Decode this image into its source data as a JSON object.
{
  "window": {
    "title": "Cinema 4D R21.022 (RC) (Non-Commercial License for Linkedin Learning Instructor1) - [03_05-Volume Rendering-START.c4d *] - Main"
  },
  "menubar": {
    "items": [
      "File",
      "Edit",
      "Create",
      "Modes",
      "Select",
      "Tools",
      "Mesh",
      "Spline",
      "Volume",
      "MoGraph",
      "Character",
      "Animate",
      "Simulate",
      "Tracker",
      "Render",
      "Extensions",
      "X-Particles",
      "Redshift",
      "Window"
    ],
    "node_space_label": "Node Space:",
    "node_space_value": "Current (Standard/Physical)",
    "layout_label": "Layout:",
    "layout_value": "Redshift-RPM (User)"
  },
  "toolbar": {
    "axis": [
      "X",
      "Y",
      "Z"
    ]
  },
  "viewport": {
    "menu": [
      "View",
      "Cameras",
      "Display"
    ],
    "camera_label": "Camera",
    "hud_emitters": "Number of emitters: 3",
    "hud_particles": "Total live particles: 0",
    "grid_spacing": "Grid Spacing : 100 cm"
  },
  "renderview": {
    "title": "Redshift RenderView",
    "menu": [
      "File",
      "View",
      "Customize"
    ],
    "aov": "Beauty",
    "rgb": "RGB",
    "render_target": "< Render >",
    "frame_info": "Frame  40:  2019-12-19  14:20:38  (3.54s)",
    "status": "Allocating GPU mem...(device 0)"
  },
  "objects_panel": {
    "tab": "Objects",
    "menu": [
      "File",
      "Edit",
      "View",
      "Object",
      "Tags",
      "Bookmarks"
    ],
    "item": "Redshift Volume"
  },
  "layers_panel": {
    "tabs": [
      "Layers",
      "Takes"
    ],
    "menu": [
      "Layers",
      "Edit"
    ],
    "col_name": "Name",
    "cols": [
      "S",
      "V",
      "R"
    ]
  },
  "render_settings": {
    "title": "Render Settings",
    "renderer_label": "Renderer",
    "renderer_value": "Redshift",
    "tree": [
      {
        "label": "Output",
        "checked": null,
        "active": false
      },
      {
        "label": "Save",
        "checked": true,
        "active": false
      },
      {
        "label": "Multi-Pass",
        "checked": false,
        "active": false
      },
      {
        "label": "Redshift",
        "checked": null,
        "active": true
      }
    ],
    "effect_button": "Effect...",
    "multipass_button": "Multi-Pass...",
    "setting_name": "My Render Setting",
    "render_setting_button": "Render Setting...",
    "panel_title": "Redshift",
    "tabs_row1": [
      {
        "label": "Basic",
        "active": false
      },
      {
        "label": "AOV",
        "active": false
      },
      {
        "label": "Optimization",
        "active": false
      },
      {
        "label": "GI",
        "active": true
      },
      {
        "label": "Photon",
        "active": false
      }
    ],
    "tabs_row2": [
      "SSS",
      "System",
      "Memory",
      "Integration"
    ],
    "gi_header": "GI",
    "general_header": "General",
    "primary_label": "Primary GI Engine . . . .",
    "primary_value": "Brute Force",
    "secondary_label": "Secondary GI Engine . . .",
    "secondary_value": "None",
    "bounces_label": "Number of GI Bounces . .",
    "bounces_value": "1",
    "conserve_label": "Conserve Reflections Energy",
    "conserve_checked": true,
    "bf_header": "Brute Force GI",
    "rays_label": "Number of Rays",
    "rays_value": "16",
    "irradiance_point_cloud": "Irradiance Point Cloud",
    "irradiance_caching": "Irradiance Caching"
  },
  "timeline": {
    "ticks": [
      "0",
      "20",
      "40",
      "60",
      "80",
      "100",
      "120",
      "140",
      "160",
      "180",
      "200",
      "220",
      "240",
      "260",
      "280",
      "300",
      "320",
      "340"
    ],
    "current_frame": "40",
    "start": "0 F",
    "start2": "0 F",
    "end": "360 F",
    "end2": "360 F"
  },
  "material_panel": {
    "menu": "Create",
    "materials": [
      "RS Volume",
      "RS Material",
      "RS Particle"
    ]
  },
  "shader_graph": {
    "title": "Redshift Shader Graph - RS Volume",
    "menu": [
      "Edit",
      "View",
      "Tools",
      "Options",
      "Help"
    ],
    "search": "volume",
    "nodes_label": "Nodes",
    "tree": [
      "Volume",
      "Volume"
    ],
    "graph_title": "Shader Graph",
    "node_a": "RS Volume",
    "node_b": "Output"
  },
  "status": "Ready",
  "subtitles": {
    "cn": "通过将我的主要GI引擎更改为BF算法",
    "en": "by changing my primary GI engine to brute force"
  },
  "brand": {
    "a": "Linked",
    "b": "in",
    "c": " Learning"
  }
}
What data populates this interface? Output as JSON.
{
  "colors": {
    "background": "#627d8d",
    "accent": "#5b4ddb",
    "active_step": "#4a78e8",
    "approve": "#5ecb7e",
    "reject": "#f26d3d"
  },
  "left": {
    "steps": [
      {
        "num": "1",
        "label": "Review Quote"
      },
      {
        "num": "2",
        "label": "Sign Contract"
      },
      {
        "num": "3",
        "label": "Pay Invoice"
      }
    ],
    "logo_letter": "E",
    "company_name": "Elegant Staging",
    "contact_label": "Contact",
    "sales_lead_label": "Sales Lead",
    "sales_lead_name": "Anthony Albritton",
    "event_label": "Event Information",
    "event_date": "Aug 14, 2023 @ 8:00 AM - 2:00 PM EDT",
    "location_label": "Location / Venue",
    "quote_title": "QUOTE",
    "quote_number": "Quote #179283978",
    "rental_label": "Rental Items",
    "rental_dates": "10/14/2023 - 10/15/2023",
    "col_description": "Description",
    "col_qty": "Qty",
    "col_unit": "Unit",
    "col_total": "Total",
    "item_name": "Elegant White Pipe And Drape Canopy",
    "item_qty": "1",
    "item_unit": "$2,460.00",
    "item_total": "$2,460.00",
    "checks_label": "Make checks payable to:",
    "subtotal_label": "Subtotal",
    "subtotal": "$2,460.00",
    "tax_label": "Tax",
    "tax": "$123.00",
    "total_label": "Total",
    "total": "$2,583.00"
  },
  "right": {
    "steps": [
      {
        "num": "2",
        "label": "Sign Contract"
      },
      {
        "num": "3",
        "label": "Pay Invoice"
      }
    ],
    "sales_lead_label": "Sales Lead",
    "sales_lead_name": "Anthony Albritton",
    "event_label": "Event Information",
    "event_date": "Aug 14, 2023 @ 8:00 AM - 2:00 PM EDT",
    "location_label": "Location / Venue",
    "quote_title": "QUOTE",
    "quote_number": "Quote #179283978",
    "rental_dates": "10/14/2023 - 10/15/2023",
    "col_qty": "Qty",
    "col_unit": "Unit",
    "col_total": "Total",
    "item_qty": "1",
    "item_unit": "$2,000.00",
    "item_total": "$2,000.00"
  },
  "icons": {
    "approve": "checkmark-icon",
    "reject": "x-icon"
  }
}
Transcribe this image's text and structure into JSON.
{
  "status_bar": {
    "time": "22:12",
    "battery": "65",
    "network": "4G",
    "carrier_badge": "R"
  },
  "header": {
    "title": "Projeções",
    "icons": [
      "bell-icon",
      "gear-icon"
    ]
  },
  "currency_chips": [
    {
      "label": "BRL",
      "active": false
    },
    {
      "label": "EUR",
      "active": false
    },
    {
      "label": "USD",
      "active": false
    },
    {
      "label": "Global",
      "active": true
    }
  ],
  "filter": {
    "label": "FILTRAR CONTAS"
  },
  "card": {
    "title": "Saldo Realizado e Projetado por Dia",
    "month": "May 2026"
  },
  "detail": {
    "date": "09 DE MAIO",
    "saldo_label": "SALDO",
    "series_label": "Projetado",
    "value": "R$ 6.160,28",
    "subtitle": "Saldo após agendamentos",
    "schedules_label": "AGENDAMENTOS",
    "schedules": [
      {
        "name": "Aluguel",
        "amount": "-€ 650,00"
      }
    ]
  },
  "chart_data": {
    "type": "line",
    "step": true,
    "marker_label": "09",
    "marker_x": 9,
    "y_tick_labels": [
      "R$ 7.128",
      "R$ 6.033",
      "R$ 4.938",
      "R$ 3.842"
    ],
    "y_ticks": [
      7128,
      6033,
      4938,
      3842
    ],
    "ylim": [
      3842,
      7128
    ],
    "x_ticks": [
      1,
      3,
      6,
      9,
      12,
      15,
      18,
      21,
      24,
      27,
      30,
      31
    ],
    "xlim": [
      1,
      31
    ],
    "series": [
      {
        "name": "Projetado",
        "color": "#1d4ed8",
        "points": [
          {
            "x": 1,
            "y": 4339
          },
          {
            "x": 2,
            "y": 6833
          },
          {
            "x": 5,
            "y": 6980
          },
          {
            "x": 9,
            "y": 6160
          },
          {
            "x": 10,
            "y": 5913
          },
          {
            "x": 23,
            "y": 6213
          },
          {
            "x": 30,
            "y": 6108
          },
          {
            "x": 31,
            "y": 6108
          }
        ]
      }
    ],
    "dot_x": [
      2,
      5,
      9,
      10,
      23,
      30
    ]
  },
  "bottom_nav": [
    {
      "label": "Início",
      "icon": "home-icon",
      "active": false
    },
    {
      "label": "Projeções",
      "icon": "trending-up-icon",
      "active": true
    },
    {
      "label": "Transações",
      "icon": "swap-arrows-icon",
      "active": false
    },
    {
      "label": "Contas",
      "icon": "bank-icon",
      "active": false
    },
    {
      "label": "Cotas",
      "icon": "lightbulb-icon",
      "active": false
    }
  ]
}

WORK TO BE COMPLETED
Looking at the records above, tally the lines holding "Output" and reply with that number only.

COMPLETED EXERCISE
3